- What the task asks:
Select from the records below every line that has the word "HOCMAI" in it.

-- START OF Data shown --

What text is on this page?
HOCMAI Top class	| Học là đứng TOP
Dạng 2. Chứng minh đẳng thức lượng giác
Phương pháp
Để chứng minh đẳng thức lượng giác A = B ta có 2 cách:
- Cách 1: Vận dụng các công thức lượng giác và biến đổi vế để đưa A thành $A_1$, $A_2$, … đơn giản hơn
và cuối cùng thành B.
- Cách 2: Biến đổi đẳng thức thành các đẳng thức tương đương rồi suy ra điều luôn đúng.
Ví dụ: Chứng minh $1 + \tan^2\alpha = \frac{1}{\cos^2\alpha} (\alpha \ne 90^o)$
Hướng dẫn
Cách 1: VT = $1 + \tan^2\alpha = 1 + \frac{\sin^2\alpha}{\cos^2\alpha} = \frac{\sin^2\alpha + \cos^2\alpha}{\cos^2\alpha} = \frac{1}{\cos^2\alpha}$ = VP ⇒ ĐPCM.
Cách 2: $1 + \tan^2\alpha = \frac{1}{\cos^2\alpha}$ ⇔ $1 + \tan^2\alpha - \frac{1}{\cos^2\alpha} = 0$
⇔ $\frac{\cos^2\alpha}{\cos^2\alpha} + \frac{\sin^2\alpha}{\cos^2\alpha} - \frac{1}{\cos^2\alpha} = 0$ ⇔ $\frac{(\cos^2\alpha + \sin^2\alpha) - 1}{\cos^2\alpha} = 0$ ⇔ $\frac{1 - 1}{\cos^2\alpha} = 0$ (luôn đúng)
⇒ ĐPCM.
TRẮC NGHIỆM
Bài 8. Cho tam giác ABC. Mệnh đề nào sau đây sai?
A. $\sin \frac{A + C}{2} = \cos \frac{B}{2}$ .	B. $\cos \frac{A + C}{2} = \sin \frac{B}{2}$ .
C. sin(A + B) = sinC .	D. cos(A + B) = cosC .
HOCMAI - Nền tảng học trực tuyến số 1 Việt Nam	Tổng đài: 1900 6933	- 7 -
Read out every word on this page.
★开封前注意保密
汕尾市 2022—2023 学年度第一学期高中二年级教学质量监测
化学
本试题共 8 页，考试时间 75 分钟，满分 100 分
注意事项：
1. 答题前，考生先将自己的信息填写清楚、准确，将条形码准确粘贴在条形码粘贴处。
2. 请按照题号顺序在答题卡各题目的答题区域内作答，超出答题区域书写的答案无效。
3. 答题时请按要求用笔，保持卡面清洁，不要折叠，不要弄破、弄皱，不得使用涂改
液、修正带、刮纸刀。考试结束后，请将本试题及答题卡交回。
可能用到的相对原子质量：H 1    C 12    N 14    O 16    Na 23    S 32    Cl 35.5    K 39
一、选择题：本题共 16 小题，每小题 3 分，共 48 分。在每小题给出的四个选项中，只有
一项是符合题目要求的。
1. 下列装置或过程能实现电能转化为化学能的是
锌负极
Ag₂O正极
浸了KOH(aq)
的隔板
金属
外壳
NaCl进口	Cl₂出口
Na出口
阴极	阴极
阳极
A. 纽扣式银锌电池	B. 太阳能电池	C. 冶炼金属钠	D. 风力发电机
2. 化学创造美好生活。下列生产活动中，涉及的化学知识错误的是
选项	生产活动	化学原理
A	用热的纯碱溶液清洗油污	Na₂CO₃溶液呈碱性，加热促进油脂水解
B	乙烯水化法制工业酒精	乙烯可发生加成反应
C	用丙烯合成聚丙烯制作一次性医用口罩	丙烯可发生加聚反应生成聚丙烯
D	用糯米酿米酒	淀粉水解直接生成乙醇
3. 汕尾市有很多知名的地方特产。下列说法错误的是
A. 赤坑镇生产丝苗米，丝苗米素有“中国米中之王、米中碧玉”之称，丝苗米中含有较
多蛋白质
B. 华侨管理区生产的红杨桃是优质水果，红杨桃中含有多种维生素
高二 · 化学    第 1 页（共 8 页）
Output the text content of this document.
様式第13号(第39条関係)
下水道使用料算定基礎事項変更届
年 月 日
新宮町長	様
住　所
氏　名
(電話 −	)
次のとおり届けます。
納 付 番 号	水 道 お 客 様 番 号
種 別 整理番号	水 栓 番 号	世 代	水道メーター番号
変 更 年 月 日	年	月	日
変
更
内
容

-- END OF Data shown --

- Task solution:
HOCMAI Top class	| Học là đứng TOP
HOCMAI - Nền tảng học trực tuyến số 1 Việt Nam	Tổng đài: 1900 6933	- 7 -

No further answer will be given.